Region and label listings:

☆ ☆ ☆ ☆

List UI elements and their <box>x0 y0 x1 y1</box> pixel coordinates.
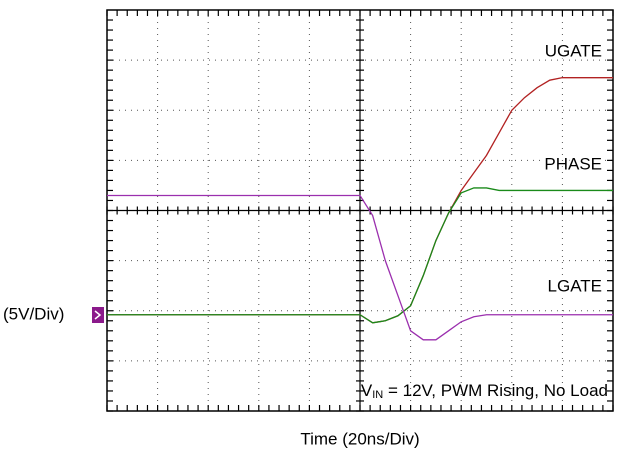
ground-marker <box>92 307 104 323</box>
annotation: VIN = 12V, PWM Rising, No Load <box>361 381 608 400</box>
trace-label: UGATE <box>545 41 602 60</box>
trace <box>107 187 613 324</box>
plot: UGATE PHASE LGATE <box>106 9 614 412</box>
plot-frame <box>106 9 614 412</box>
trace-label: LGATE <box>548 276 602 295</box>
trace-label: PHASE <box>544 154 602 173</box>
annotation-subscript: IN <box>372 389 383 401</box>
annotation-part: = 12V, PWM Rising, No Load <box>383 381 608 400</box>
ground-marker-arrow <box>94 310 102 320</box>
scale-label: (5V/Div) <box>3 304 64 323</box>
trace <box>107 194 613 341</box>
x-axis-label: Time (20ns/Div) <box>300 429 419 448</box>
annotation-part: V <box>361 381 373 400</box>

☆ ☆ ☆ ☆

Stated task: Collect each line in the entries above that contains the string "marker", and copy every such line in full.

Worked answer:
ground-marker <box>92 307 104 323</box>
ground-marker-arrow <box>94 310 102 320</box>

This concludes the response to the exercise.